> **Aim**
Each line of the material below should be reproduced exactly.
- - -
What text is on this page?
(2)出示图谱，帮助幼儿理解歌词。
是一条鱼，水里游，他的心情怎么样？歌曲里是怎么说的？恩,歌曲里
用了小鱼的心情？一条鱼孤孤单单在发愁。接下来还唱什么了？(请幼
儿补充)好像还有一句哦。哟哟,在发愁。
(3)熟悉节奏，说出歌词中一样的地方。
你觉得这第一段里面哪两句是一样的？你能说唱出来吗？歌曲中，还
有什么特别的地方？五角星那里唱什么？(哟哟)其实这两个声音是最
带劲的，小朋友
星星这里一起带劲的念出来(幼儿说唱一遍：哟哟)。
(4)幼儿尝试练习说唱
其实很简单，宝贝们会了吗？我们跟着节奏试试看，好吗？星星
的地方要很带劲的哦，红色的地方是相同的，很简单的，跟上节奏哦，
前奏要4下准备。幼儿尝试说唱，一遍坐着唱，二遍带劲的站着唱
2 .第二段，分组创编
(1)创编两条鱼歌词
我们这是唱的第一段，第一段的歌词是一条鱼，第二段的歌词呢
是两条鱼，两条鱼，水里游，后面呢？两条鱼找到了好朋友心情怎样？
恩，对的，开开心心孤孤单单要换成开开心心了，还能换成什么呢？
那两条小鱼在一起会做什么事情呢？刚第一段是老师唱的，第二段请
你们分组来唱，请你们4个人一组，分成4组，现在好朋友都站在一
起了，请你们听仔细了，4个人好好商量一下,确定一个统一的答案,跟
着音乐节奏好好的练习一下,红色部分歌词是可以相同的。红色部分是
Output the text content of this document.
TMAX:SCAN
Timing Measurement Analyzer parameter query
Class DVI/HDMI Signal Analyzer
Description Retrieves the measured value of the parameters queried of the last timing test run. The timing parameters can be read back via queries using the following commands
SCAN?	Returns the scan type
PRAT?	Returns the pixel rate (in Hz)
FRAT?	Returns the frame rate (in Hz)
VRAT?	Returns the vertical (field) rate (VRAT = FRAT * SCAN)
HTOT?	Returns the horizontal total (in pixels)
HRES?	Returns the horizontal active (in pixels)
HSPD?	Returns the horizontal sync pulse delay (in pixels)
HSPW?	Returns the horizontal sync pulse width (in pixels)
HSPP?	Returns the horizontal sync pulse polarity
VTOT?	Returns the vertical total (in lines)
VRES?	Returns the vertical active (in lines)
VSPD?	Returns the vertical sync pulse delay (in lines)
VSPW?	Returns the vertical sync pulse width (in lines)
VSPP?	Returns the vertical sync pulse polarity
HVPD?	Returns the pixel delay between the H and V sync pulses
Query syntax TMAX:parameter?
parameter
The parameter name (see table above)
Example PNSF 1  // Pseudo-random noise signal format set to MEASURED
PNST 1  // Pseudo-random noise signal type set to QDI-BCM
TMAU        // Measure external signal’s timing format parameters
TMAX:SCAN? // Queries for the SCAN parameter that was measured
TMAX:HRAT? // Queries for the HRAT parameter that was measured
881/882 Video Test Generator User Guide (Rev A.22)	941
- - -
> **Solution to this task**
What text is on this page?
(2)出示图谱，帮助幼儿理解歌词。
是一条鱼，水里游，他的心情怎么样？歌曲里是怎么说的？恩,歌曲里
用了小鱼的心情？一条鱼孤孤单单在发愁。接下来还唱什么了？(请幼
儿补充)好像还有一句哦。哟哟,在发愁。
(3)熟悉节奏，说出歌词中一样的地方。
你觉得这第一段里面哪两句是一样的？你能说唱出来吗？歌曲中，还
有什么特别的地方？五角星那里唱什么？(哟哟)其实这两个声音是最
带劲的，小朋友
星星这里一起带劲的念出来(幼儿说唱一遍：哟哟)。
(4)幼儿尝试练习说唱
其实很简单，宝贝们会了吗？我们跟着节奏试试看，好吗？星星
的地方要很带劲的哦，红色的地方是相同的，很简单的，跟上节奏哦，
前奏要4下准备。幼儿尝试说唱，一遍坐着唱，二遍带劲的站着唱
2 .第二段，分组创编
(1)创编两条鱼歌词
我们这是唱的第一段，第一段的歌词是一条鱼，第二段的歌词呢
是两条鱼，两条鱼，水里游，后面呢？两条鱼找到了好朋友心情怎样？
恩，对的，开开心心孤孤单单要换成开开心心了，还能换成什么呢？
那两条小鱼在一起会做什么事情呢？刚第一段是老师唱的，第二段请
你们分组来唱，请你们4个人一组，分成4组，现在好朋友都站在一
起了，请你们听仔细了，4个人好好商量一下,确定一个统一的答案,跟
着音乐节奏好好的练习一下,红色部分歌词是可以相同的。红色部分是
Output the text content of this document.
TMAX:SCAN
Timing Measurement Analyzer parameter query
Class DVI/HDMI Signal Analyzer
Description Retrieves the measured value of the parameters queried of the last timing test run. The timing parameters can be read back via queries using the following commands
SCAN?	Returns the scan type
PRAT?	Returns the pixel rate (in Hz)
FRAT?	Returns the frame rate (in Hz)
VRAT?	Returns the vertical (field) rate (VRAT = FRAT * SCAN)
HTOT?	Returns the horizontal total (in pixels)
HRES?	Returns the horizontal active (in pixels)
HSPD?	Returns the horizontal sync pulse delay (in pixels)
HSPW?	Returns the horizontal sync pulse width (in pixels)
HSPP?	Returns the horizontal sync pulse polarity
VTOT?	Returns the vertical total (in lines)
VRES?	Returns the vertical active (in lines)
VSPD?	Returns the vertical sync pulse delay (in lines)
VSPW?	Returns the vertical sync pulse width (in lines)
VSPP?	Returns the vertical sync pulse polarity
HVPD?	Returns the pixel delay between the H and V sync pulses
Query syntax TMAX:parameter?
parameter
The parameter name (see table above)
Example PNSF 1  // Pseudo-random noise signal format set to MEASURED
PNST 1  // Pseudo-random noise signal type set to QDI-BCM
TMAU        // Measure external signal’s timing format parameters
TMAX:SCAN? // Queries for the SCAN parameter that was measured
TMAX:HRAT? // Queries for the HRAT parameter that was measured
881/882 Video Test Generator User Guide (Rev A.22)	941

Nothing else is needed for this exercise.